#### To do:
Return the number of lines that include the string "Siêu", without any other text.

#### Records to use:
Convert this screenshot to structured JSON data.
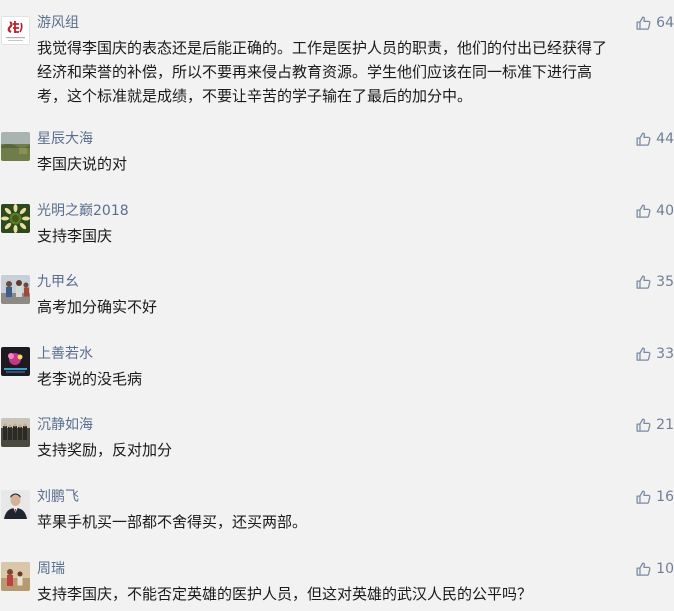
{
  "comments": [
    {
      "author": "游风组",
      "likes": "64",
      "lines": [
        "我觉得李国庆的表态还是后能正确的。工作是医护人员的职责，他们的付出已经获得了",
        "经济和荣誉的补偿，所以不要再来侵占教育资源。学生他们应该在同一标准下进行高",
        "考，这个标准就是成绩，不要让辛苦的学子输在了最后的加分中。"
      ]
    },
    {
      "author": "星辰大海",
      "likes": "44",
      "lines": [
        "李国庆说的对"
      ]
    },
    {
      "author": "光明之巅2018",
      "likes": "40",
      "lines": [
        "支持李国庆"
      ]
    },
    {
      "author": "九甲幺",
      "likes": "35",
      "lines": [
        "高考加分确实不好"
      ]
    },
    {
      "author": "上善若水",
      "likes": "33",
      "lines": [
        "老李说的没毛病"
      ]
    },
    {
      "author": "沉静如海",
      "likes": "21",
      "lines": [
        "支持奖励，反对加分"
      ]
    },
    {
      "author": "刘鹏飞",
      "likes": "16",
      "lines": [
        "苹果手机买一部都不舍得买，还买两部。"
      ]
    },
    {
      "author": "周瑞",
      "likes": "10",
      "lines": [
        "支持李国庆，不能否定英雄的医护人员，但这对英雄的武汉人民的公平吗？"
      ]
    }
  ],
  "icons": {
    "like": "thumbs-up-icon"
  },
  "colors": {
    "background": "#f2f2f2",
    "author": "#5a6f8e",
    "like_icon": "#7b8aa3"
  }
}
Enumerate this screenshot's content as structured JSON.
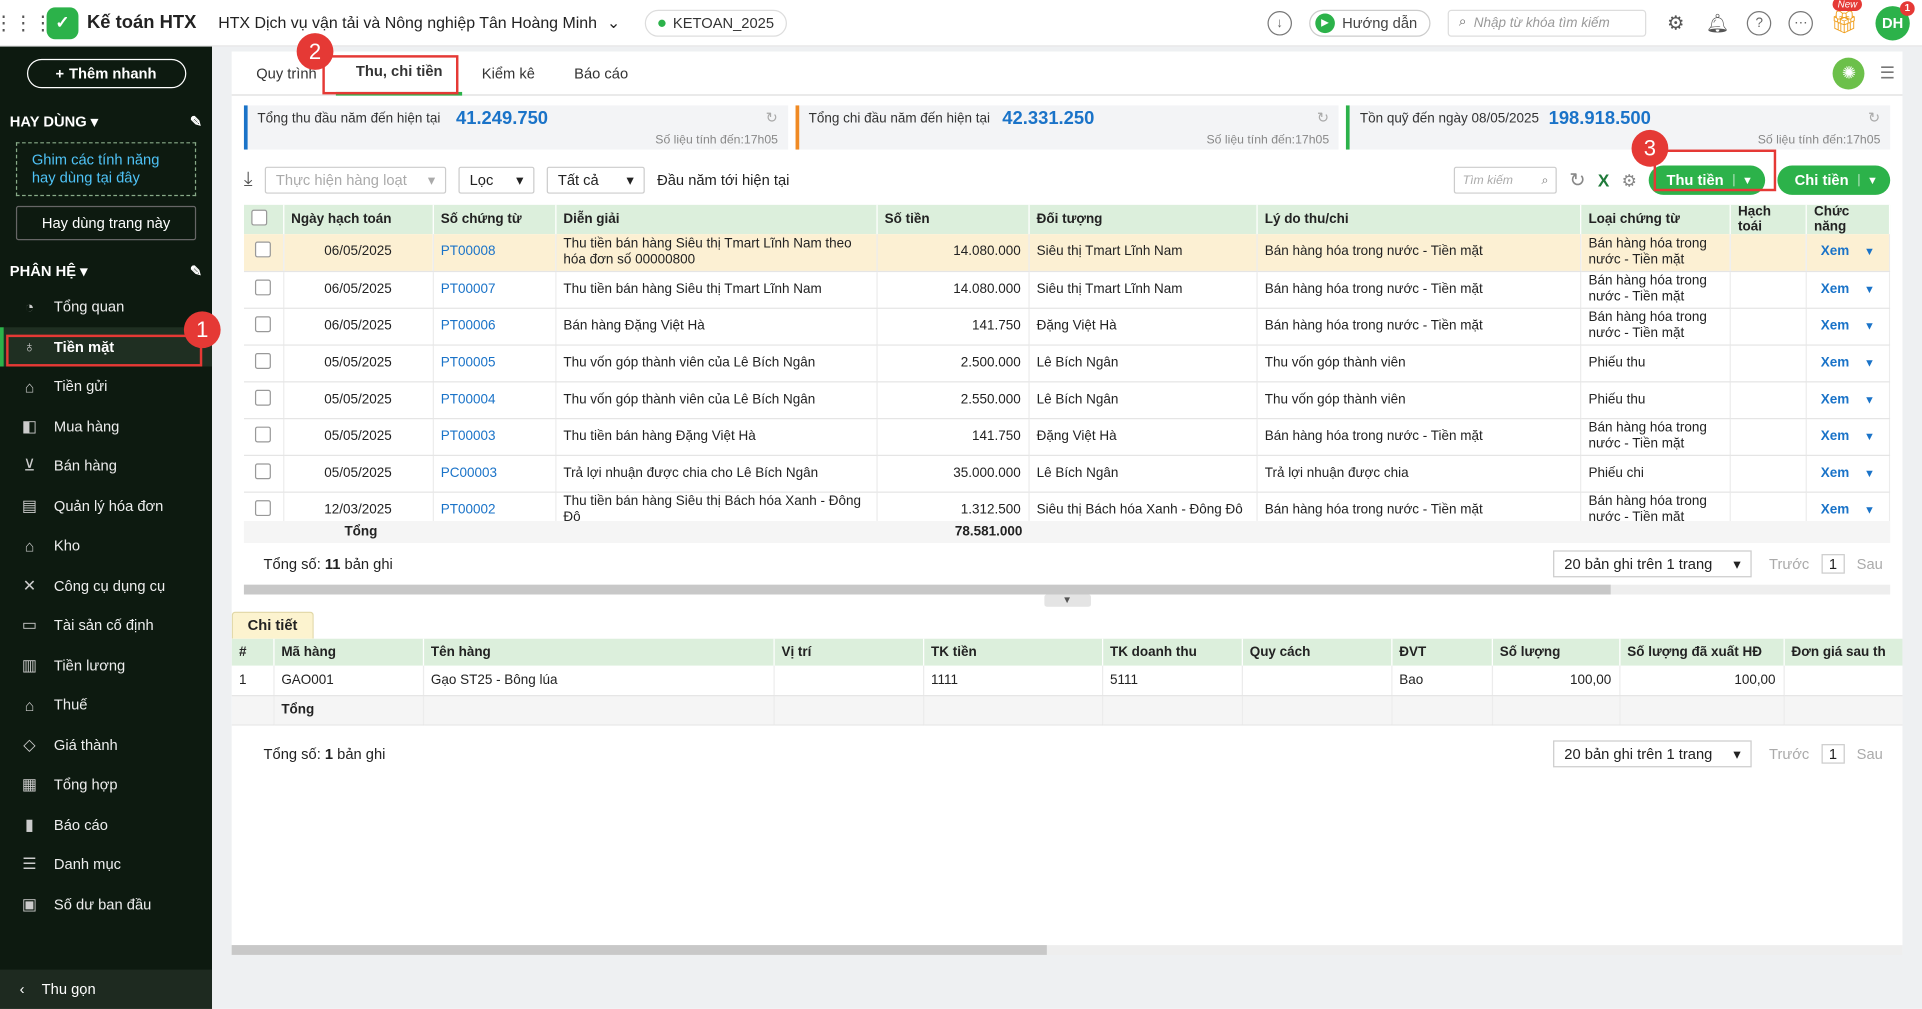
{
  "app": {
    "logo_text": "Kế toán HTX",
    "org_name": "HTX Dịch vụ vận tải và Nông nghiệp Tân Hoàng Minh",
    "db_name": "KETOAN_2025",
    "guide_label": "Hướng dẫn",
    "search_placeholder": "Nhập từ khóa tìm kiếm",
    "new_badge": "New",
    "avatar_initials": "DH",
    "avatar_badge": "1"
  },
  "sidebar": {
    "add_quick": "Thêm nhanh",
    "favorites_title": "HAY DÙNG",
    "pin_hint": "Ghim các tính năng hay dùng tại đây",
    "pin_button": "Hay dùng trang này",
    "modules_title": "PHÂN HỆ",
    "items": [
      {
        "label": "Tổng quan",
        "icon": "dashboard-icon"
      },
      {
        "label": "Tiền mặt",
        "icon": "money-bag-icon"
      },
      {
        "label": "Tiền gửi",
        "icon": "bank-icon"
      },
      {
        "label": "Mua hàng",
        "icon": "shopping-bag-icon"
      },
      {
        "label": "Bán hàng",
        "icon": "cart-icon"
      },
      {
        "label": "Quản lý hóa đơn",
        "icon": "invoice-icon"
      },
      {
        "label": "Kho",
        "icon": "warehouse-icon"
      },
      {
        "label": "Công cụ dụng cụ",
        "icon": "tools-icon"
      },
      {
        "label": "Tài sản cố định",
        "icon": "car-icon"
      },
      {
        "label": "Tiền lương",
        "icon": "payroll-icon"
      },
      {
        "label": "Thuế",
        "icon": "tax-icon"
      },
      {
        "label": "Giá thành",
        "icon": "price-tag-icon"
      },
      {
        "label": "Tổng hợp",
        "icon": "ledger-icon"
      },
      {
        "label": "Báo cáo",
        "icon": "report-icon"
      },
      {
        "label": "Danh mục",
        "icon": "list-icon"
      },
      {
        "label": "Số dư ban đầu",
        "icon": "balance-icon"
      }
    ],
    "collapse_label": "Thu gọn"
  },
  "tabs": [
    "Quy trình",
    "Thu, chi tiền",
    "Kiểm kê",
    "Báo cáo"
  ],
  "stats": [
    {
      "label": "Tổng thu đầu năm đến hiện tại",
      "value": "41.249.750",
      "note": "Số liệu tính đến:17h05",
      "color": "#1a73c8"
    },
    {
      "label": "Tổng chi đầu năm đến hiện tại",
      "value": "42.331.250",
      "note": "Số liệu tính đến:17h05",
      "color": "#f08a24"
    },
    {
      "label": "Tồn quỹ đến ngày 08/05/2025",
      "value": "198.918.500",
      "note": "Số liệu tính đến:17h05",
      "color": "#2cb24a"
    }
  ],
  "toolbar": {
    "bulk_action": "Thực hiện hàng loạt",
    "filter": "Lọc",
    "type_filter": "Tất cả",
    "period": "Đầu năm tới hiện tại",
    "search_placeholder": "Tìm kiếm",
    "receive_button": "Thu tiền",
    "pay_button": "Chi tiền"
  },
  "main_table": {
    "headers": [
      "Ngày hạch toán",
      "Số chứng từ",
      "Diễn giải",
      "Số tiền",
      "Đối tượng",
      "Lý do thu/chi",
      "Loại chứng từ",
      "Hạch toái",
      "Chức năng"
    ],
    "rows": [
      {
        "date": "06/05/2025",
        "doc": "PT00008",
        "desc": "Thu tiền bán hàng Siêu thị Tmart Lĩnh Nam theo hóa đơn số 00000800",
        "amount": "14.080.000",
        "obj": "Siêu thị Tmart Lĩnh Nam",
        "reason": "Bán hàng hóa trong nước - Tiền mặt",
        "type": "Bán hàng hóa trong nước - Tiền mặt",
        "action": "Xem"
      },
      {
        "date": "06/05/2025",
        "doc": "PT00007",
        "desc": "Thu tiền bán hàng Siêu thị Tmart Lĩnh Nam",
        "amount": "14.080.000",
        "obj": "Siêu thị Tmart Lĩnh Nam",
        "reason": "Bán hàng hóa trong nước - Tiền mặt",
        "type": "Bán hàng hóa trong nước - Tiền mặt",
        "action": "Xem"
      },
      {
        "date": "06/05/2025",
        "doc": "PT00006",
        "desc": "Bán hàng Đặng Việt Hà",
        "amount": "141.750",
        "obj": "Đặng Việt Hà",
        "reason": "Bán hàng hóa trong nước - Tiền mặt",
        "type": "Bán hàng hóa trong nước - Tiền mặt",
        "action": "Xem"
      },
      {
        "date": "05/05/2025",
        "doc": "PT00005",
        "desc": "Thu vốn góp thành viên của Lê Bích Ngân",
        "amount": "2.500.000",
        "obj": "Lê Bích Ngân",
        "reason": "Thu vốn góp thành viên",
        "type": "Phiếu thu",
        "action": "Xem"
      },
      {
        "date": "05/05/2025",
        "doc": "PT00004",
        "desc": "Thu vốn góp thành viên của Lê Bích Ngân",
        "amount": "2.550.000",
        "obj": "Lê Bích Ngân",
        "reason": "Thu vốn góp thành viên",
        "type": "Phiếu thu",
        "action": "Xem"
      },
      {
        "date": "05/05/2025",
        "doc": "PT00003",
        "desc": "Thu tiền bán hàng Đặng Việt Hà",
        "amount": "141.750",
        "obj": "Đặng Việt Hà",
        "reason": "Bán hàng hóa trong nước - Tiền mặt",
        "type": "Bán hàng hóa trong nước - Tiền mặt",
        "action": "Xem"
      },
      {
        "date": "05/05/2025",
        "doc": "PC00003",
        "desc": "Trả lợi nhuận được chia cho Lê Bích Ngân",
        "amount": "35.000.000",
        "obj": "Lê Bích Ngân",
        "reason": "Trả lợi nhuận được chia",
        "type": "Phiếu chi",
        "action": "Xem"
      },
      {
        "date": "12/03/2025",
        "doc": "PT00002",
        "desc": "Thu tiền bán hàng Siêu thị Bách hóa Xanh - Đông Đô",
        "amount": "1.312.500",
        "obj": "Siêu thị Bách hóa Xanh - Đông Đô",
        "reason": "Bán hàng hóa trong nước - Tiền mặt",
        "type": "Bán hàng hóa trong nước - Tiền mặt",
        "action": "Xem"
      }
    ],
    "total_label": "Tổng",
    "total_amount": "78.581.000",
    "count_prefix": "Tổng số: ",
    "count": "11",
    "count_suffix": " bản ghi",
    "page_size": "20 bản ghi trên 1 trang",
    "prev": "Trước",
    "page": "1",
    "next": "Sau"
  },
  "detail": {
    "tab": "Chi tiết",
    "headers": [
      "#",
      "Mã hàng",
      "Tên hàng",
      "Vị trí",
      "TK tiền",
      "TK doanh thu",
      "Quy cách",
      "ĐVT",
      "Số lượng",
      "Số lượng đã xuất HĐ",
      "Đơn giá sau th"
    ],
    "rows": [
      {
        "no": "1",
        "code": "GAO001",
        "name": "Gạo ST25 - Bông lúa",
        "loc": "",
        "acc_cash": "1111",
        "acc_rev": "5111",
        "spec": "",
        "unit": "Bao",
        "qty": "100,00",
        "qty_inv": "100,00",
        "price": ""
      }
    ],
    "total_label": "Tổng",
    "count_prefix": "Tổng số: ",
    "count": "1",
    "count_suffix": " bản ghi",
    "page_size": "20 bản ghi trên 1 trang",
    "prev": "Trước",
    "page": "1",
    "next": "Sau"
  },
  "callouts": [
    "1",
    "2",
    "3"
  ]
}
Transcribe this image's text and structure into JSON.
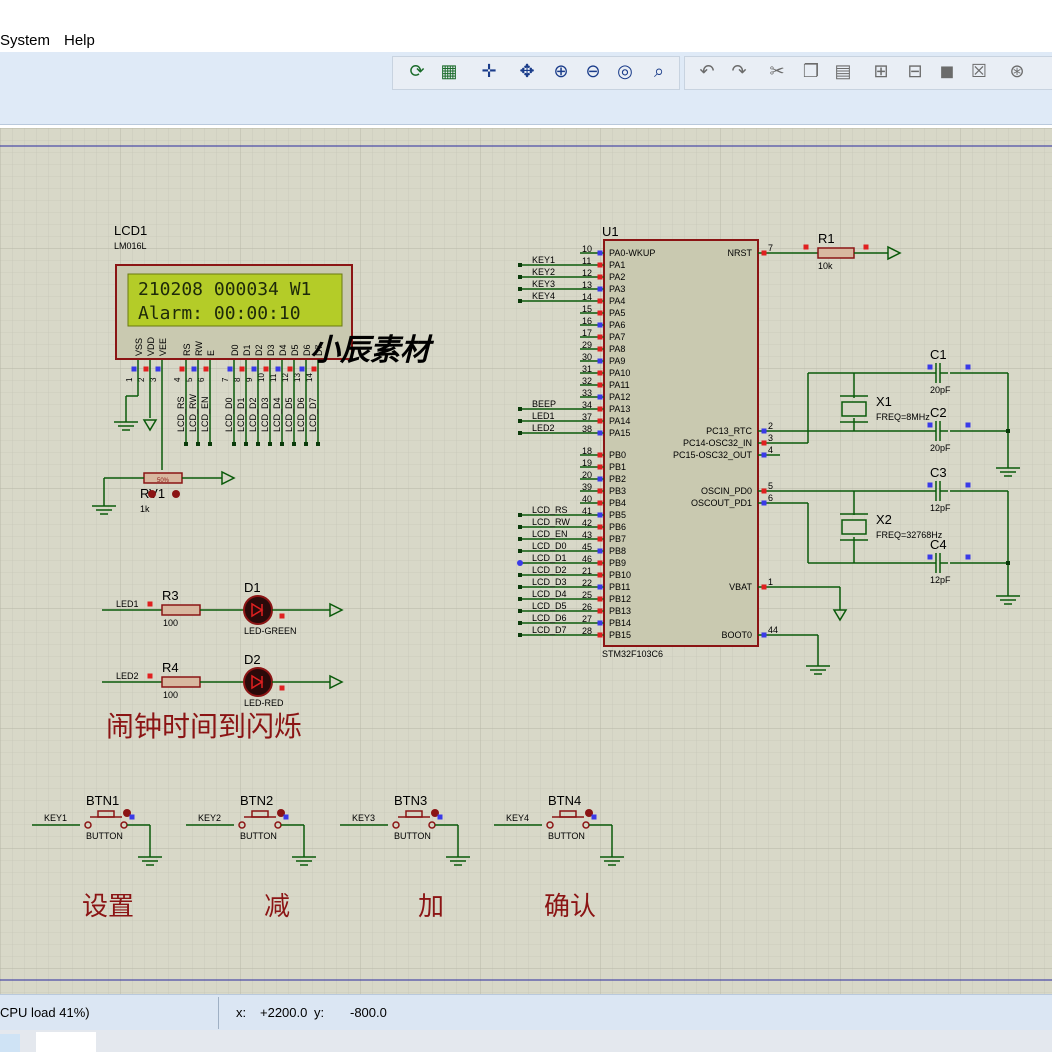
{
  "menu": {
    "system": "System",
    "help": "Help"
  },
  "toolbar": {
    "icons": [
      "refresh-icon",
      "grid-icon",
      "origin-icon",
      "pan-icon",
      "zoom-in-icon",
      "zoom-out-icon",
      "zoom-fit-icon",
      "zoom-area-icon",
      "undo-icon",
      "redo-icon",
      "cut-icon",
      "copy-icon",
      "paste-icon",
      "block-copy-icon",
      "block-move-icon",
      "block-rotate-icon",
      "block-delete-icon",
      "pick-device-icon"
    ]
  },
  "schematic": {
    "lcd": {
      "ref": "LCD1",
      "model": "LM016L",
      "line1": "210208 000034 W1",
      "line2": "Alarm: 00:00:10",
      "pin_names": [
        "VSS",
        "VDD",
        "VEE",
        "RS",
        "RW",
        "E",
        "D0",
        "D1",
        "D2",
        "D3",
        "D4",
        "D5",
        "D6",
        "D7"
      ],
      "pin_nums": [
        "1",
        "2",
        "3",
        "4",
        "5",
        "6",
        "7",
        "8",
        "9",
        "10",
        "11",
        "12",
        "13",
        "14"
      ],
      "net_labels": [
        "LCD_RS",
        "LCD_RW",
        "LCD_EN",
        "LCD_D0",
        "LCD_D1",
        "LCD_D2",
        "LCD_D3",
        "LCD_D4",
        "LCD_D5",
        "LCD_D6",
        "LCD_D7"
      ]
    },
    "watermark": "小辰素材",
    "pot": {
      "ref": "RV1",
      "value": "1k",
      "pct": "50%"
    },
    "r3": {
      "ref": "R3",
      "value": "100",
      "net": "LED1"
    },
    "r4": {
      "ref": "R4",
      "value": "100",
      "net": "LED2"
    },
    "d1": {
      "ref": "D1",
      "model": "LED-GREEN"
    },
    "d2": {
      "ref": "D2",
      "model": "LED-RED"
    },
    "alarm_note": "闹钟时间到闪烁",
    "buttons": [
      {
        "ref": "BTN1",
        "model": "BUTTON",
        "net": "KEY1",
        "caption": "设置"
      },
      {
        "ref": "BTN2",
        "model": "BUTTON",
        "net": "KEY2",
        "caption": "减"
      },
      {
        "ref": "BTN3",
        "model": "BUTTON",
        "net": "KEY3",
        "caption": "加"
      },
      {
        "ref": "BTN4",
        "model": "BUTTON",
        "net": "KEY4",
        "caption": "确认"
      }
    ],
    "mcu": {
      "ref": "U1",
      "model": "STM32F103C6",
      "left_pins": [
        {
          "num": "10",
          "name": "PA0-WKUP",
          "net": ""
        },
        {
          "num": "11",
          "name": "PA1",
          "net": "KEY1"
        },
        {
          "num": "12",
          "name": "PA2",
          "net": "KEY2"
        },
        {
          "num": "13",
          "name": "PA3",
          "net": "KEY3"
        },
        {
          "num": "14",
          "name": "PA4",
          "net": "KEY4"
        },
        {
          "num": "15",
          "name": "PA5",
          "net": ""
        },
        {
          "num": "16",
          "name": "PA6",
          "net": ""
        },
        {
          "num": "17",
          "name": "PA7",
          "net": ""
        },
        {
          "num": "29",
          "name": "PA8",
          "net": ""
        },
        {
          "num": "30",
          "name": "PA9",
          "net": ""
        },
        {
          "num": "31",
          "name": "PA10",
          "net": ""
        },
        {
          "num": "32",
          "name": "PA11",
          "net": ""
        },
        {
          "num": "33",
          "name": "PA12",
          "net": ""
        },
        {
          "num": "34",
          "name": "PA13",
          "net": "BEEP"
        },
        {
          "num": "37",
          "name": "PA14",
          "net": "LED1"
        },
        {
          "num": "38",
          "name": "PA15",
          "net": "LED2"
        },
        {
          "num": "18",
          "name": "PB0",
          "net": ""
        },
        {
          "num": "19",
          "name": "PB1",
          "net": ""
        },
        {
          "num": "20",
          "name": "PB2",
          "net": ""
        },
        {
          "num": "39",
          "name": "PB3",
          "net": ""
        },
        {
          "num": "40",
          "name": "PB4",
          "net": ""
        },
        {
          "num": "41",
          "name": "PB5",
          "net": "LCD_RS"
        },
        {
          "num": "42",
          "name": "PB6",
          "net": "LCD_RW"
        },
        {
          "num": "43",
          "name": "PB7",
          "net": "LCD_EN"
        },
        {
          "num": "45",
          "name": "PB8",
          "net": "LCD_D0"
        },
        {
          "num": "46",
          "name": "PB9",
          "net": "LCD_D1"
        },
        {
          "num": "21",
          "name": "PB10",
          "net": "LCD_D2"
        },
        {
          "num": "22",
          "name": "PB11",
          "net": "LCD_D3"
        },
        {
          "num": "25",
          "name": "PB12",
          "net": "LCD_D4"
        },
        {
          "num": "26",
          "name": "PB13",
          "net": "LCD_D5"
        },
        {
          "num": "27",
          "name": "PB14",
          "net": "LCD_D6"
        },
        {
          "num": "28",
          "name": "PB15",
          "net": "LCD_D7"
        }
      ],
      "right_pins": [
        {
          "num": "7",
          "name": "NRST"
        },
        {
          "num": "2",
          "name": "PC13_RTC"
        },
        {
          "num": "3",
          "name": "PC14-OSC32_IN"
        },
        {
          "num": "4",
          "name": "PC15-OSC32_OUT"
        },
        {
          "num": "5",
          "name": "OSCIN_PD0"
        },
        {
          "num": "6",
          "name": "OSCOUT_PD1"
        },
        {
          "num": "1",
          "name": "VBAT"
        },
        {
          "num": "44",
          "name": "BOOT0"
        }
      ]
    },
    "r1": {
      "ref": "R1",
      "value": "10k"
    },
    "c1": {
      "ref": "C1",
      "value": "20pF"
    },
    "c2": {
      "ref": "C2",
      "value": "20pF"
    },
    "c3": {
      "ref": "C3",
      "value": "12pF"
    },
    "c4": {
      "ref": "C4",
      "value": "12pF"
    },
    "x1": {
      "ref": "X1",
      "freq": "FREQ=8MHz"
    },
    "x2": {
      "ref": "X2",
      "freq": "FREQ=32768Hz"
    }
  },
  "status": {
    "cpu": "CPU load 41%)",
    "x_label": "x:",
    "x_value": "+2200.0",
    "y_label": "y:",
    "y_value": "-800.0"
  }
}
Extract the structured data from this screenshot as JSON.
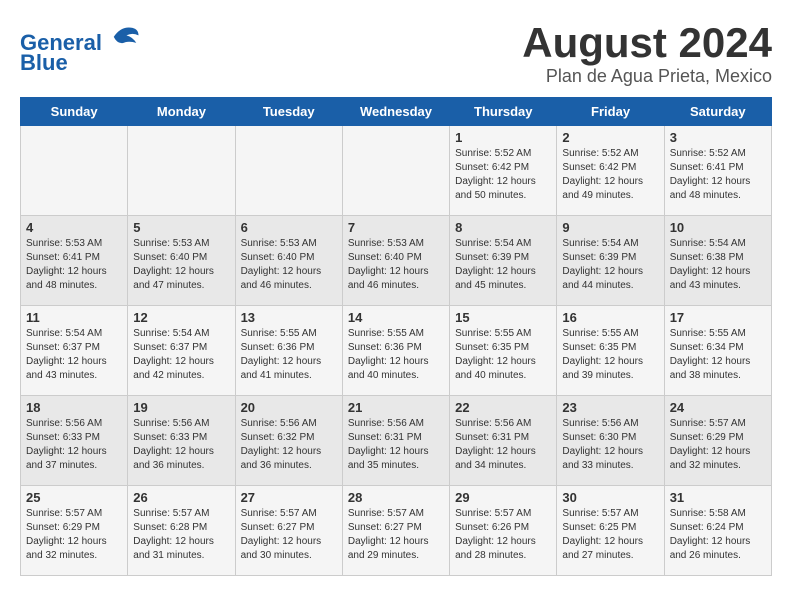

#### Written response:
6